### Provided data
----

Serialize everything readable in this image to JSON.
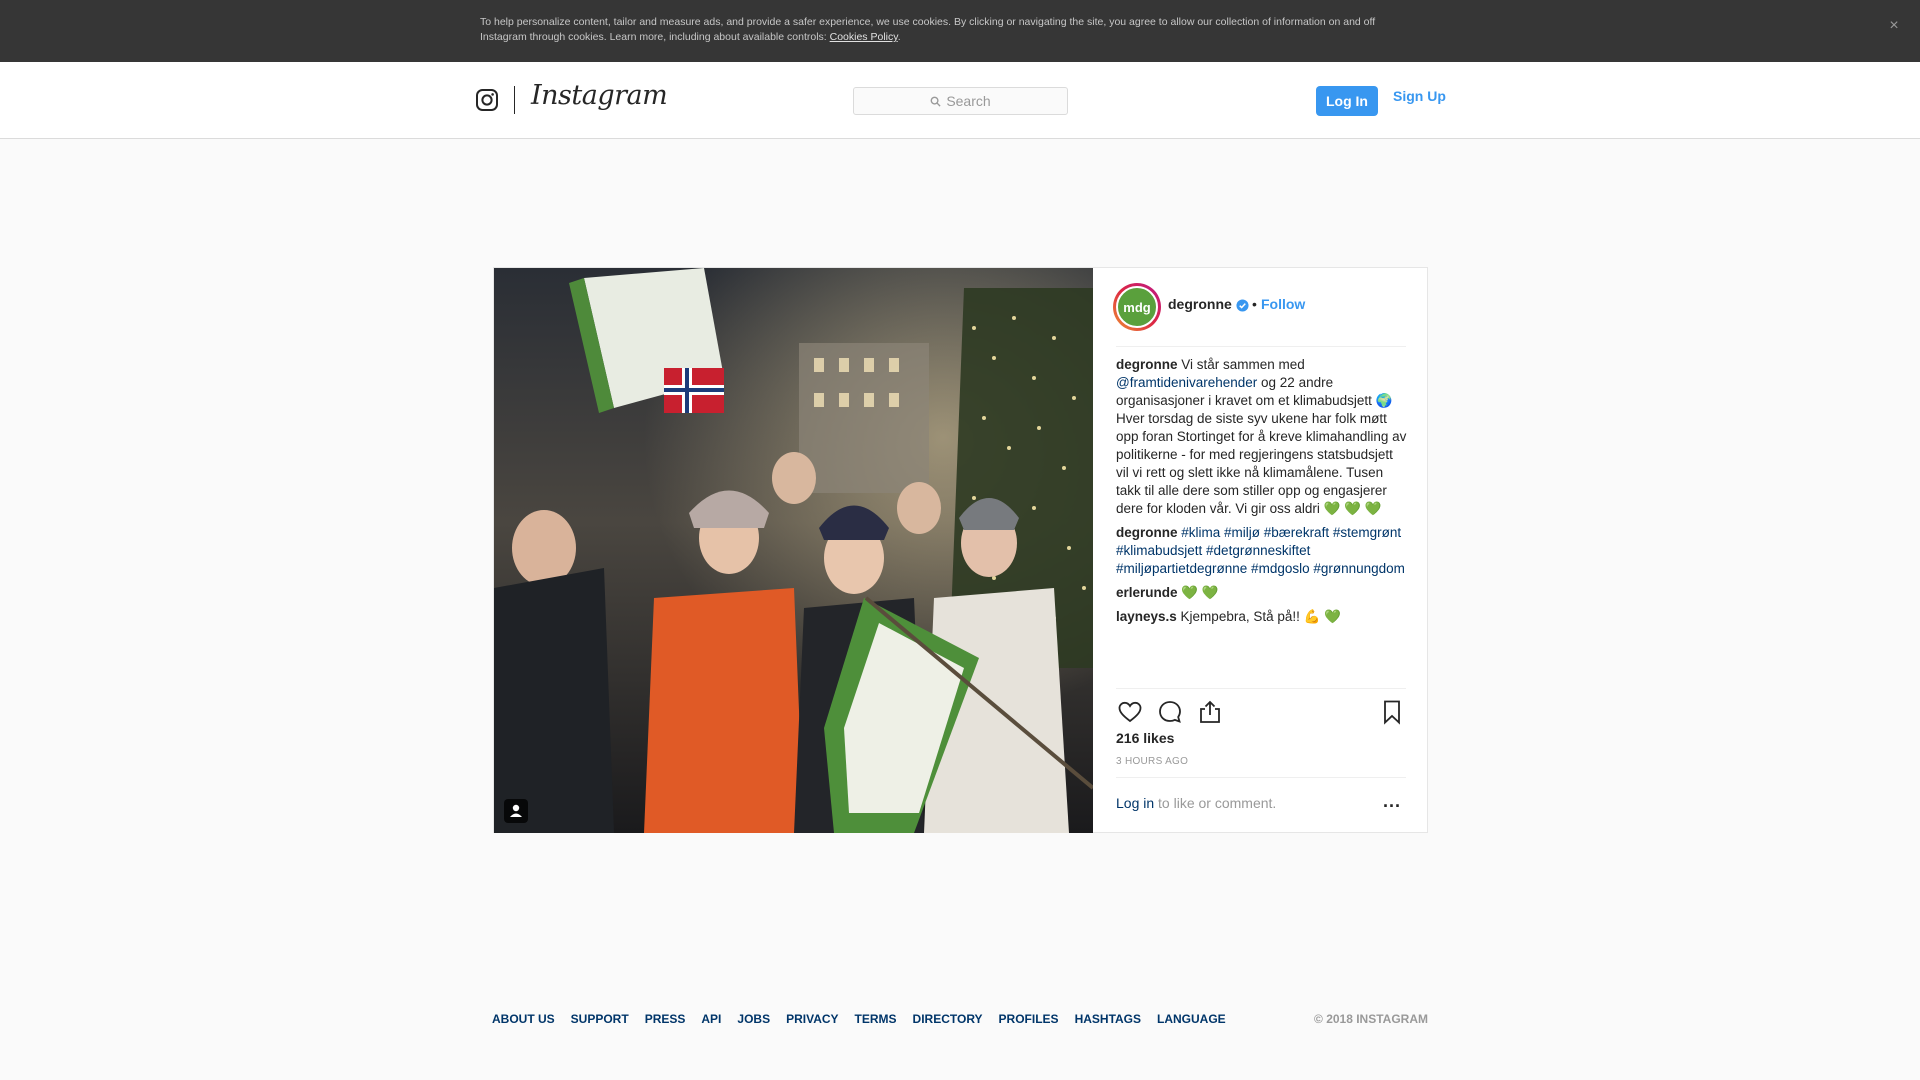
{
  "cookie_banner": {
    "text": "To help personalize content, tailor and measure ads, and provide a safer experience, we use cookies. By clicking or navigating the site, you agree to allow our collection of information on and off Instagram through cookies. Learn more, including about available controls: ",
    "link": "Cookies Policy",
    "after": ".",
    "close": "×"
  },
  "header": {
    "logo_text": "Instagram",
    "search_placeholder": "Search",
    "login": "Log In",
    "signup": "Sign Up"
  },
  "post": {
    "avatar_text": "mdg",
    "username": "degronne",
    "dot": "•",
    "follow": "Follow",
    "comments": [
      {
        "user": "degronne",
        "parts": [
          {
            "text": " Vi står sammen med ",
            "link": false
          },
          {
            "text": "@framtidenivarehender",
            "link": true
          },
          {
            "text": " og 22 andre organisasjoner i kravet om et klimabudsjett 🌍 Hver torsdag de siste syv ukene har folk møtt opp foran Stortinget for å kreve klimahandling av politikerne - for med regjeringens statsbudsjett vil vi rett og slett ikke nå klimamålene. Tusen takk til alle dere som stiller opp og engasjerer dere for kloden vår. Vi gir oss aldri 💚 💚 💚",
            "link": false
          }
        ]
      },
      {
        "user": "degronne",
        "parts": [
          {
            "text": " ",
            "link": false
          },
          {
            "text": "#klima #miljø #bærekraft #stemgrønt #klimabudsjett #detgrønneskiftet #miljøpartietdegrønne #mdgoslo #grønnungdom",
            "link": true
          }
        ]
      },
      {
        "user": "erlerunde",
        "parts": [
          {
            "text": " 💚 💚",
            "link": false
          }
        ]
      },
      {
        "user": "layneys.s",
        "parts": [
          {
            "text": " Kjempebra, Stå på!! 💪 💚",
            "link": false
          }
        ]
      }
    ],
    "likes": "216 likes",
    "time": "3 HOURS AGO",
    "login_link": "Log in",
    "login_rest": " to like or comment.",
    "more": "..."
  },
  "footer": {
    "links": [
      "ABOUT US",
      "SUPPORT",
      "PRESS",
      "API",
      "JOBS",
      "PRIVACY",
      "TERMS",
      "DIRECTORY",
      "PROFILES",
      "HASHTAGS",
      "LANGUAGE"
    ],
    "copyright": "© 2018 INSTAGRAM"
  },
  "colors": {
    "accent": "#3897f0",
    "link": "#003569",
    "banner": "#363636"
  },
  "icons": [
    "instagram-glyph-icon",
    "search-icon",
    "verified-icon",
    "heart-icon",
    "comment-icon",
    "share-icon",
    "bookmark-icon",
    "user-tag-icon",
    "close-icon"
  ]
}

----

### What you need to do
Lines that include the word "more" — how many are there in the data? Answer with the number alone.

### Exercise response
2